(Required task): Type the records out again in full, exactly.

(Dataset excerpts):

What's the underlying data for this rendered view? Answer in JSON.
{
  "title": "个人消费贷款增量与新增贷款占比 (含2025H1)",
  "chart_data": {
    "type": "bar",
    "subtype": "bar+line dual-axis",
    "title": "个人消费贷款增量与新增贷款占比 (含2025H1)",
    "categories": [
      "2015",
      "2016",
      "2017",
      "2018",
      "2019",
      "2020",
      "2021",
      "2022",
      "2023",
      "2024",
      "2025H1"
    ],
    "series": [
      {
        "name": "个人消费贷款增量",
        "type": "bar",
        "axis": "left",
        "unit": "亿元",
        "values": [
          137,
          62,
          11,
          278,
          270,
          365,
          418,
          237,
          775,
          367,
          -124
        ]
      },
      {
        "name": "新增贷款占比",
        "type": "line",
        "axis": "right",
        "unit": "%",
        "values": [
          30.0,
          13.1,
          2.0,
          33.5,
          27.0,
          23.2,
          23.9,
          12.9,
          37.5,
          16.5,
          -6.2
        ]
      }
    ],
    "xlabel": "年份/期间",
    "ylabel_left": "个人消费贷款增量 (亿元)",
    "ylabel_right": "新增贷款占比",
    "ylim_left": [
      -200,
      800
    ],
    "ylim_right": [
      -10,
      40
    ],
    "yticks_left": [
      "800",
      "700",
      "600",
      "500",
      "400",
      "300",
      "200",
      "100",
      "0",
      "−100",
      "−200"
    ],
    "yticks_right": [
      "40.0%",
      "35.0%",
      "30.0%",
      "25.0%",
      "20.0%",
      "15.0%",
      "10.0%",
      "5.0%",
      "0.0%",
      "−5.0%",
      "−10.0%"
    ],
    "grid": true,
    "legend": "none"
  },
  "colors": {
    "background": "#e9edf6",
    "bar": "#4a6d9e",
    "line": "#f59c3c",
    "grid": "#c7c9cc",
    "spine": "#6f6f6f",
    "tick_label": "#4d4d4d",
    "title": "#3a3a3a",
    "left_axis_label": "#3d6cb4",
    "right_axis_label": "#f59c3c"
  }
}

(Written answer):
What's the underlying data for this rendered view? Answer in JSON.
{
  "title": "个人消费贷款增量与新增贷款占比 (含2025H1)",
  "chart_data": {
    "type": "bar",
    "subtype": "bar+line dual-axis",
    "title": "个人消费贷款增量与新增贷款占比 (含2025H1)",
    "categories": [
      "2015",
      "2016",
      "2017",
      "2018",
      "2019",
      "2020",
      "2021",
      "2022",
      "2023",
      "2024",
      "2025H1"
    ],
    "series": [
      {
        "name": "个人消费贷款增量",
        "type": "bar",
        "axis": "left",
        "unit": "亿元",
        "values": [
          137,
          62,
          11,
          278,
          270,
          365,
          418,
          237,
          775,
          367,
          -124
        ]
      },
      {
        "name": "新增贷款占比",
        "type": "line",
        "axis": "right",
        "unit": "%",
        "values": [
          30.0,
          13.1,
          2.0,
          33.5,
          27.0,
          23.2,
          23.9,
          12.9,
          37.5,
          16.5,
          -6.2
        ]
      }
    ],
    "xlabel": "年份/期间",
    "ylabel_left": "个人消费贷款增量 (亿元)",
    "ylabel_right": "新增贷款占比",
    "ylim_left": [
      -200,
      800
    ],
    "ylim_right": [
      -10,
      40
    ],
    "yticks_left": [
      "800",
      "700",
      "600",
      "500",
      "400",
      "300",
      "200",
      "100",
      "0",
      "−100",
      "−200"
    ],
    "yticks_right": [
      "40.0%",
      "35.0%",
      "30.0%",
      "25.0%",
      "20.0%",
      "15.0%",
      "10.0%",
      "5.0%",
      "0.0%",
      "−5.0%",
      "−10.0%"
    ],
    "grid": true,
    "legend": "none"
  },
  "colors": {
    "background": "#e9edf6",
    "bar": "#4a6d9e",
    "line": "#f59c3c",
    "grid": "#c7c9cc",
    "spine": "#6f6f6f",
    "tick_label": "#4d4d4d",
    "title": "#3a3a3a",
    "left_axis_label": "#3d6cb4",
    "right_axis_label": "#f59c3c"
  }
}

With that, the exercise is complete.